*To do:*
Where does the string "data" appear in the records? Copy every line that contains it.

*Exercise material:*
--------------------

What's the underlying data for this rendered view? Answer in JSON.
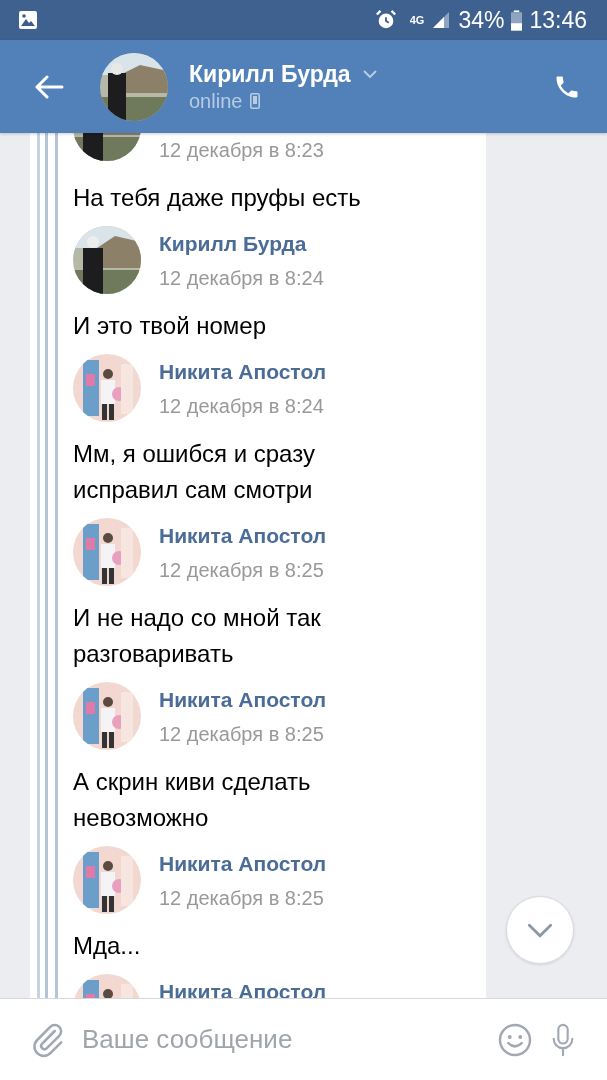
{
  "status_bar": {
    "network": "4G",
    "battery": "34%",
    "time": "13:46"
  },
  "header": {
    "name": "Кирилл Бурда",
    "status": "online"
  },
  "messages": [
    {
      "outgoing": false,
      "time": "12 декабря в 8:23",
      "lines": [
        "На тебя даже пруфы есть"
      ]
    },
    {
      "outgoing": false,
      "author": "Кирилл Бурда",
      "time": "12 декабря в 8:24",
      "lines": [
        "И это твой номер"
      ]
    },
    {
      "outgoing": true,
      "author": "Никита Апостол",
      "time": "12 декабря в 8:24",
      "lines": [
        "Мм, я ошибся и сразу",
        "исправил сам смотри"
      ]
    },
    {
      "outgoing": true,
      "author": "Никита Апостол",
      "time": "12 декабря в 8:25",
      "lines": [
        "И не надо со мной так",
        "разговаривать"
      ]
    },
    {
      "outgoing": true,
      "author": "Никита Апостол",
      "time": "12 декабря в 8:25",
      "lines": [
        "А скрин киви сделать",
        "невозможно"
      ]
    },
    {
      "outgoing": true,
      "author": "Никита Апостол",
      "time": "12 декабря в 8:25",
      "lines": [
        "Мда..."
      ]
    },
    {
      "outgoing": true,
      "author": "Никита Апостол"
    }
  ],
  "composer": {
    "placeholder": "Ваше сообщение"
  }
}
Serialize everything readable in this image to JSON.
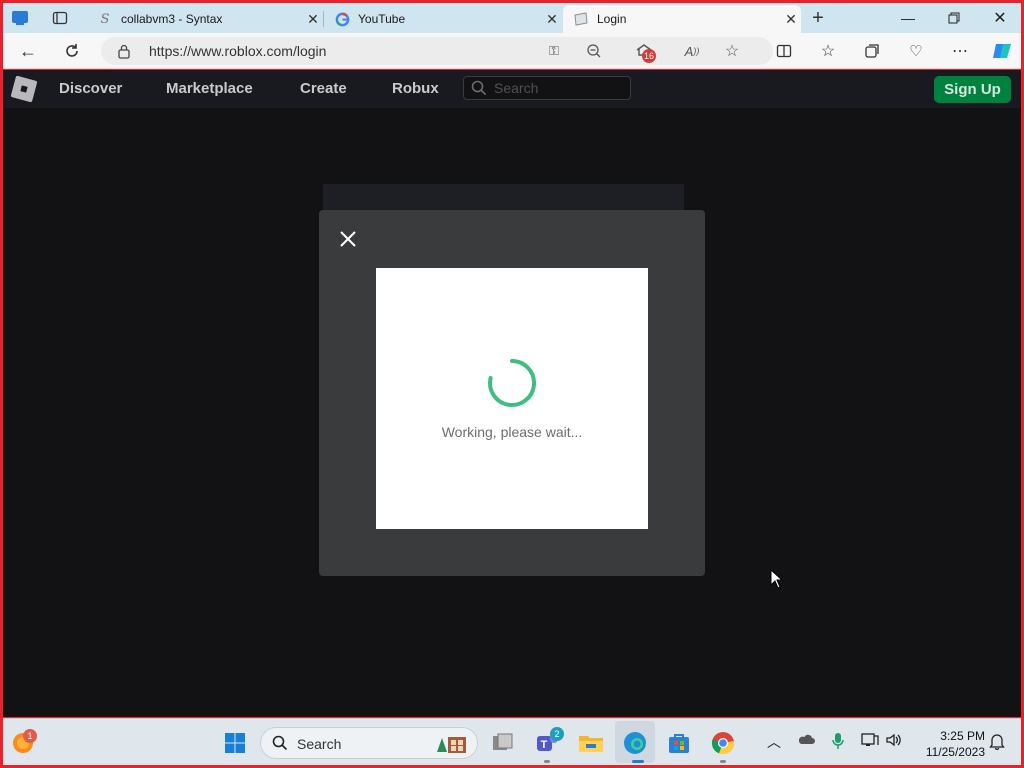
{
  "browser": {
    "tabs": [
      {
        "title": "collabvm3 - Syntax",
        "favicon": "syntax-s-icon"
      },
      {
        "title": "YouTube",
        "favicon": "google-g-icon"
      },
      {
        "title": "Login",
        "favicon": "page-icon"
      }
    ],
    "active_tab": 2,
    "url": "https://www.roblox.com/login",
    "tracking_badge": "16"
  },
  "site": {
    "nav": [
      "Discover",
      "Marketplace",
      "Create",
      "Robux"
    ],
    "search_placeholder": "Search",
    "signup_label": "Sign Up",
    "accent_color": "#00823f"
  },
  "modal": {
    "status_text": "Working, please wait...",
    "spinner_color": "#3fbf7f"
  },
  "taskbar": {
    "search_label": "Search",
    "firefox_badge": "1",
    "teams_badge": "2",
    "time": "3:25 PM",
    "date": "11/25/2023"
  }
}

--------------------

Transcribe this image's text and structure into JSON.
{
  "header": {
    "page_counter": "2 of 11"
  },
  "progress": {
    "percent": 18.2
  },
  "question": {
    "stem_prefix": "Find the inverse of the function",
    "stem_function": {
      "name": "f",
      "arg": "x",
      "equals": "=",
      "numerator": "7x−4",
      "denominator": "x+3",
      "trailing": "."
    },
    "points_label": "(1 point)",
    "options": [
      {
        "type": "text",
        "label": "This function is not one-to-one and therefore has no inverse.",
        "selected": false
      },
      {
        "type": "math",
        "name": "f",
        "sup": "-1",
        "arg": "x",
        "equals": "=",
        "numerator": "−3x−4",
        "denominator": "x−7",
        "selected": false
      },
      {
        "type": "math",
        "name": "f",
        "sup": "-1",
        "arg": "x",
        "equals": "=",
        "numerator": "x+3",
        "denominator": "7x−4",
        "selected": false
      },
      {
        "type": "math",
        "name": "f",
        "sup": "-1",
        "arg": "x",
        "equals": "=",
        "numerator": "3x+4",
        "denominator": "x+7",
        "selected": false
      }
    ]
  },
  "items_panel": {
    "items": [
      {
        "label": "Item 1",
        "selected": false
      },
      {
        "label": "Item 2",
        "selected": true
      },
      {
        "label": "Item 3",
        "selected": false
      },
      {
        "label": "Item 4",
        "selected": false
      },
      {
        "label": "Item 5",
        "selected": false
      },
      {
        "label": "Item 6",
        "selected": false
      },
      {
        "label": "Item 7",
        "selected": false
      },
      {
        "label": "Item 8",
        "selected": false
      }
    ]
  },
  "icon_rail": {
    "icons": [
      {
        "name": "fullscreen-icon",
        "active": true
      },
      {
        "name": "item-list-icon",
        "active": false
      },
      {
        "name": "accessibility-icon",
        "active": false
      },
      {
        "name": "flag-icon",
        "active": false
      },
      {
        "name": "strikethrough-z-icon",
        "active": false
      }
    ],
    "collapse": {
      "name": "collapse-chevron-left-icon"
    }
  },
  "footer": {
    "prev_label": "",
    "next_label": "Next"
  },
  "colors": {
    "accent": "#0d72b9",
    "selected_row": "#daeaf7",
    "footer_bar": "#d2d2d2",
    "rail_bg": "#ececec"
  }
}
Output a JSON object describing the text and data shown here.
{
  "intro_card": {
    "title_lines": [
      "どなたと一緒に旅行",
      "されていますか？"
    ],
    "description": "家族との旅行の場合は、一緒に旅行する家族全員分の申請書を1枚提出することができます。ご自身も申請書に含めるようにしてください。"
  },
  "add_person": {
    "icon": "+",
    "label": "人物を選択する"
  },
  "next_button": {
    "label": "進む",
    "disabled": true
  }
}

--------------------

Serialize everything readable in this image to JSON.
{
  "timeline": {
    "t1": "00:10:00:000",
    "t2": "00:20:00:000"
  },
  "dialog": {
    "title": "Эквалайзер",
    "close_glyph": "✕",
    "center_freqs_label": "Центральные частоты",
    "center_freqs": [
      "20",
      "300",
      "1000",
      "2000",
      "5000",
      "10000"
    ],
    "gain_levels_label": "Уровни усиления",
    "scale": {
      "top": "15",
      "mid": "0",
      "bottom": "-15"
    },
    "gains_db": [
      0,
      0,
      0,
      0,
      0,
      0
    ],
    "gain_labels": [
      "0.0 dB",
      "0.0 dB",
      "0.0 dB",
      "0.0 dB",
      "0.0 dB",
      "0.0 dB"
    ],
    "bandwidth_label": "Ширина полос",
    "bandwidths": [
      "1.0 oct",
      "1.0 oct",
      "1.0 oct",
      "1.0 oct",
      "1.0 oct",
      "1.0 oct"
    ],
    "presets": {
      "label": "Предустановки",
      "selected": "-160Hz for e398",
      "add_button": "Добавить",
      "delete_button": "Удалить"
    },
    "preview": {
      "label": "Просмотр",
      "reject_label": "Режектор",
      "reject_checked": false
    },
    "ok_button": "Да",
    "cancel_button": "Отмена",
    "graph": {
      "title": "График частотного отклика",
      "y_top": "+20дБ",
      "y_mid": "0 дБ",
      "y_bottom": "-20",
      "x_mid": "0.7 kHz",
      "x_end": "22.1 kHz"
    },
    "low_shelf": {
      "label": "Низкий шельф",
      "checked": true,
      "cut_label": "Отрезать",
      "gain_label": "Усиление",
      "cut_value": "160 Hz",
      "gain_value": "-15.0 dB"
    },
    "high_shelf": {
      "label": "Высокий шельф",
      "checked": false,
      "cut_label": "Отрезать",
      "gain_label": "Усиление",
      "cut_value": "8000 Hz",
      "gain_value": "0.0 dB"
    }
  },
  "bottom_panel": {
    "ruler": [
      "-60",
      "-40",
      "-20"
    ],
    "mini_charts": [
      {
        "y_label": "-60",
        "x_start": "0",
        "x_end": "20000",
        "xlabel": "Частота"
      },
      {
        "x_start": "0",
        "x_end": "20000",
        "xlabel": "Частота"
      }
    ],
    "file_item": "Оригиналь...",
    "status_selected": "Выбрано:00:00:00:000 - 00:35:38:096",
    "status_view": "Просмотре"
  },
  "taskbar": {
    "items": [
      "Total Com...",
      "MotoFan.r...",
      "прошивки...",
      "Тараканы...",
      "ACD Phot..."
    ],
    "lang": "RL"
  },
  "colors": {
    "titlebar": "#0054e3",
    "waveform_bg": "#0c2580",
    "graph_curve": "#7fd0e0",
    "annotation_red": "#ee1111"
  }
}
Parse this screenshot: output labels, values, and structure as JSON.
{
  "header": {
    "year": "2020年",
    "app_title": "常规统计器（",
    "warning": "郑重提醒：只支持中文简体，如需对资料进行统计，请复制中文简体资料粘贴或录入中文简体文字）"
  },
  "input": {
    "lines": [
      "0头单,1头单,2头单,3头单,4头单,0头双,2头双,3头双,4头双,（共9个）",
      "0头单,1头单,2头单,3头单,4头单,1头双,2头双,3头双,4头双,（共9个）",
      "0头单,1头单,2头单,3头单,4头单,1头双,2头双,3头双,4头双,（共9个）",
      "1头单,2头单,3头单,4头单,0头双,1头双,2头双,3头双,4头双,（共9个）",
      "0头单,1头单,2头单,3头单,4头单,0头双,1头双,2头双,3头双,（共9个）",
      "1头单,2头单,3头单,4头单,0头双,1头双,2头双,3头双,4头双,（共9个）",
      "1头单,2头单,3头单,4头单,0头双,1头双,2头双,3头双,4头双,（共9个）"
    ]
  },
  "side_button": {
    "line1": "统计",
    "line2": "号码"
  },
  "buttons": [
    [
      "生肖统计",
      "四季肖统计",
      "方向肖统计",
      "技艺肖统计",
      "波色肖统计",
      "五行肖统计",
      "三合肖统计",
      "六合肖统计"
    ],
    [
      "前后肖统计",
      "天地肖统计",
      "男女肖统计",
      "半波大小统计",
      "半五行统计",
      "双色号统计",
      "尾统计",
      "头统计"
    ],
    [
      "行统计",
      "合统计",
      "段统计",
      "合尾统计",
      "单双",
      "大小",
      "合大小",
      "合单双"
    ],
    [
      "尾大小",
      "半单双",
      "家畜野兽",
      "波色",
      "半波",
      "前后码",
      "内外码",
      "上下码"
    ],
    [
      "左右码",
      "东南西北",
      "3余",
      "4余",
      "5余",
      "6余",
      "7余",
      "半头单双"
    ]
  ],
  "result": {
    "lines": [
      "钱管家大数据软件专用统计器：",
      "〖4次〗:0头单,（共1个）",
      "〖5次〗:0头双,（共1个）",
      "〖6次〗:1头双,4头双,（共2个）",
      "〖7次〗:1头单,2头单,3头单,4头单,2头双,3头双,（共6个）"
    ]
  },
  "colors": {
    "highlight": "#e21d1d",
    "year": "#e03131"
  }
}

--------------------

*In response:*
What's the underlying data for this rendered view? Answer in JSON.
Output a JSON object describing the text and data shown here.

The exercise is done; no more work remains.